**TASK INSTRUCTIONS**
Set down every entry again word for word, please, but skip the pictures.
# # # # #
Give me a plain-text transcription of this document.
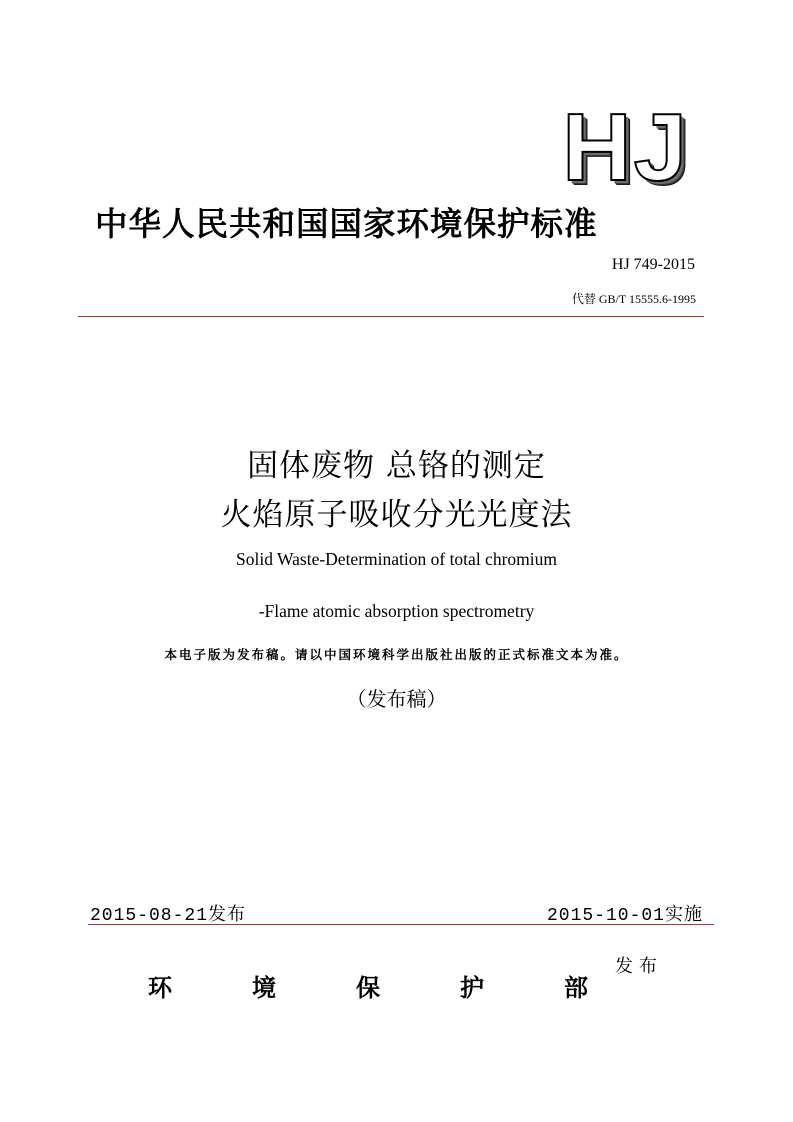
HJ
中华人民共和国国家环境保护标准
HJ 749-2015
代替 GB/T 15555.6-1995
固体废物 总铬的测定
火焰原子吸收分光光度法
Solid Waste-Determination of total chromium
-Flame atomic absorption spectrometry
本电子版为发布稿。请以中国环境科学出版社出版的正式标准文本为准。
（发布稿）
2015-08-21发布	2015-10-01实施
环	境	保	护	部
发布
# # # # #
**EXERCISE OUTPUT**
Give me a plain-text transcription of this document.
HJ
中华人民共和国国家环境保护标准
HJ 749-2015
代替 GB/T 15555.6-1995
固体废物 总铬的测定
火焰原子吸收分光光度法
Solid Waste-Determination of total chromium
-Flame atomic absorption spectrometry
本电子版为发布稿。请以中国环境科学出版社出版的正式标准文本为准。
（发布稿）
2015-08-21发布	2015-10-01实施
环	境	保	护	部
发布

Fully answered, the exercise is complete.